== Written problem ==
Convert the material below into a numbered list, omitting any blank lines.

== Bounding box entries ==
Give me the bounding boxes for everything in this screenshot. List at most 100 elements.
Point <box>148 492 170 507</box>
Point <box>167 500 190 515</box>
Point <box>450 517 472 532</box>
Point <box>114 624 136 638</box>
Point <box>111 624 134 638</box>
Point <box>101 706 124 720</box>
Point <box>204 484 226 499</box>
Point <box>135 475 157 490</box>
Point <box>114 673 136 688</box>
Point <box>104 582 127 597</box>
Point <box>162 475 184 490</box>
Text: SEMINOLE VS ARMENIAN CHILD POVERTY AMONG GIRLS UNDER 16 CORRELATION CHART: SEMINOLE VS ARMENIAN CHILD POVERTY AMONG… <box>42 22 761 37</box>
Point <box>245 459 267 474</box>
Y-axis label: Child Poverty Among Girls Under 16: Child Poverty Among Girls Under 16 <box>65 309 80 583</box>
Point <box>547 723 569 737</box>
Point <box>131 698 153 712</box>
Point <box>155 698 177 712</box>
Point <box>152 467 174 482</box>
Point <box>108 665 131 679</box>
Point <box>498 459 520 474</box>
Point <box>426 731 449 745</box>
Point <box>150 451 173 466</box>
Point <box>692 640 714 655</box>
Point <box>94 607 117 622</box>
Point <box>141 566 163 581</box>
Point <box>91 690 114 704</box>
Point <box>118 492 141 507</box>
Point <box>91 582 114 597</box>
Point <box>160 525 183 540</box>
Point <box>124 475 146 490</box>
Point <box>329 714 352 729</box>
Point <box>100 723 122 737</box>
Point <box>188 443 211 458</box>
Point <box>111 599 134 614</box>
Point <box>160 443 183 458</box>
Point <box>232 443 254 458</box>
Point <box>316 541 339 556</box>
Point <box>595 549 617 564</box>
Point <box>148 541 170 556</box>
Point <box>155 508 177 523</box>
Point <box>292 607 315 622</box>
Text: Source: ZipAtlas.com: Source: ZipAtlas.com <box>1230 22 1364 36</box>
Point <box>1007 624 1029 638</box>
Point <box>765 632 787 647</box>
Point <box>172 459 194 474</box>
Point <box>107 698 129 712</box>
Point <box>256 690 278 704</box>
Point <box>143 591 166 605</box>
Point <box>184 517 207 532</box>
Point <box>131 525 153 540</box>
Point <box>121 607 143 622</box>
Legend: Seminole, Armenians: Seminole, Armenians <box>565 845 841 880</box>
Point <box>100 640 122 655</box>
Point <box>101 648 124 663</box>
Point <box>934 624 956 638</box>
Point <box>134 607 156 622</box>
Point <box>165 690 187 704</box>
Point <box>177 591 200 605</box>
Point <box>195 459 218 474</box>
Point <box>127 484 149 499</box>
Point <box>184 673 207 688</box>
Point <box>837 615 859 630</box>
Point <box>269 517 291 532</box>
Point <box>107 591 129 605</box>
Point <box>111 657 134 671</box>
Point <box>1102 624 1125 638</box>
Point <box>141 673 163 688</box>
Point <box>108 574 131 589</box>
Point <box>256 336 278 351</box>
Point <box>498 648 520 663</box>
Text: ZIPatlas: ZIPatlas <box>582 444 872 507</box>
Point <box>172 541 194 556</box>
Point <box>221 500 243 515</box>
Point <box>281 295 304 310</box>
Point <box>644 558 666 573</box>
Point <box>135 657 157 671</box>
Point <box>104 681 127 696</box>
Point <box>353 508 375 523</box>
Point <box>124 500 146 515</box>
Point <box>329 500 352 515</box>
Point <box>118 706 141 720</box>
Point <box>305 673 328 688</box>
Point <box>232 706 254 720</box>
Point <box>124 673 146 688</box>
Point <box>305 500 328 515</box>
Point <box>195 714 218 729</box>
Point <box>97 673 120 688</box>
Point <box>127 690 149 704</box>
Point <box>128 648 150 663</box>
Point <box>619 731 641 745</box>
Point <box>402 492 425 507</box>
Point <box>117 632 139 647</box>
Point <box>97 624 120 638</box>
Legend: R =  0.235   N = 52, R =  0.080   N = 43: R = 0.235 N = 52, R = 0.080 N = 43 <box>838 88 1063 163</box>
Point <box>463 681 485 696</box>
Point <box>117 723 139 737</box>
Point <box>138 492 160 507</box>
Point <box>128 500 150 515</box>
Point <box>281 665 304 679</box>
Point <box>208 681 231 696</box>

== Task solution ==
1. Give me the bounding boxes for everything in this screenshot. List at most 100 elements.
2. Point <box>148 492 170 507</box>
3. Point <box>167 500 190 515</box>
4. Point <box>450 517 472 532</box>
5. Point <box>114 624 136 638</box>
6. Point <box>111 624 134 638</box>
7. Point <box>101 706 124 720</box>
8. Point <box>204 484 226 499</box>
9. Point <box>135 475 157 490</box>
10. Point <box>114 673 136 688</box>
11. Point <box>104 582 127 597</box>
12. Point <box>162 475 184 490</box>
13. Text: SEMINOLE VS ARMENIAN CHILD POVERTY AMONG GIRLS UNDER 16 CORRELATION CHART: SEMINOLE VS ARMENIAN CHILD POVERTY AMONG… <box>42 22 761 37</box>
14. Point <box>245 459 267 474</box>
15. Y-axis label: Child Poverty Among Girls Under 16: Child Poverty Among Girls Under 16 <box>65 309 80 583</box>
16. Point <box>547 723 569 737</box>
17. Point <box>131 698 153 712</box>
18. Point <box>155 698 177 712</box>
19. Point <box>152 467 174 482</box>
20. Point <box>108 665 131 679</box>
21. Point <box>498 459 520 474</box>
22. Point <box>426 731 449 745</box>
23. Point <box>150 451 173 466</box>
24. Point <box>692 640 714 655</box>
25. Point <box>94 607 117 622</box>
26. Point <box>141 566 163 581</box>
27. Point <box>91 690 114 704</box>
28. Point <box>118 492 141 507</box>
29. Point <box>91 582 114 597</box>
30. Point <box>160 525 183 540</box>
31. Point <box>124 475 146 490</box>
32. Point <box>329 714 352 729</box>
33. Point <box>100 723 122 737</box>
34. Point <box>188 443 211 458</box>
35. Point <box>111 599 134 614</box>
36. Point <box>160 443 183 458</box>
37. Point <box>232 443 254 458</box>
38. Point <box>316 541 339 556</box>
39. Point <box>595 549 617 564</box>
40. Point <box>148 541 170 556</box>
41. Point <box>155 508 177 523</box>
42. Point <box>292 607 315 622</box>
43. Text: Source: ZipAtlas.com: Source: ZipAtlas.com <box>1230 22 1364 36</box>
44. Point <box>1007 624 1029 638</box>
45. Point <box>765 632 787 647</box>
46. Point <box>172 459 194 474</box>
47. Point <box>107 698 129 712</box>
48. Point <box>256 690 278 704</box>
49. Point <box>143 591 166 605</box>
50. Point <box>184 517 207 532</box>
51. Point <box>131 525 153 540</box>
52. Point <box>121 607 143 622</box>
53. Legend: Seminole, Armenians: Seminole, Armenians <box>565 845 841 880</box>
54. Point <box>100 640 122 655</box>
55. Point <box>101 648 124 663</box>
56. Point <box>934 624 956 638</box>
57. Point <box>134 607 156 622</box>
58. Point <box>165 690 187 704</box>
59. Point <box>177 591 200 605</box>
60. Point <box>195 459 218 474</box>
61. Point <box>127 484 149 499</box>
62. Point <box>184 673 207 688</box>
63. Point <box>837 615 859 630</box>
64. Point <box>269 517 291 532</box>
65. Point <box>107 591 129 605</box>
66. Point <box>111 657 134 671</box>
67. Point <box>1102 624 1125 638</box>
68. Point <box>141 673 163 688</box>
69. Point <box>108 574 131 589</box>
70. Point <box>256 336 278 351</box>
71. Point <box>498 648 520 663</box>
72. Text: ZIPatlas: ZIPatlas <box>582 444 872 507</box>
73. Point <box>172 541 194 556</box>
74. Point <box>221 500 243 515</box>
75. Point <box>281 295 304 310</box>
76. Point <box>644 558 666 573</box>
77. Point <box>135 657 157 671</box>
78. Point <box>104 681 127 696</box>
79. Point <box>353 508 375 523</box>
80. Point <box>124 500 146 515</box>
81. Point <box>329 500 352 515</box>
82. Point <box>118 706 141 720</box>
83. Point <box>305 673 328 688</box>
84. Point <box>232 706 254 720</box>
85. Point <box>124 673 146 688</box>
86. Point <box>305 500 328 515</box>
87. Point <box>195 714 218 729</box>
88. Point <box>97 673 120 688</box>
89. Point <box>127 690 149 704</box>
90. Point <box>128 648 150 663</box>
91. Point <box>619 731 641 745</box>
92. Point <box>402 492 425 507</box>
93. Point <box>117 632 139 647</box>
94. Point <box>97 624 120 638</box>
95. Legend: R =  0.235   N = 52, R =  0.080   N = 43: R = 0.235 N = 52, R = 0.080 N = 43 <box>838 88 1063 163</box>
96. Point <box>463 681 485 696</box>
97. Point <box>117 723 139 737</box>
98. Point <box>138 492 160 507</box>
99. Point <box>128 500 150 515</box>
100. Point <box>281 665 304 679</box>
101. Point <box>208 681 231 696</box>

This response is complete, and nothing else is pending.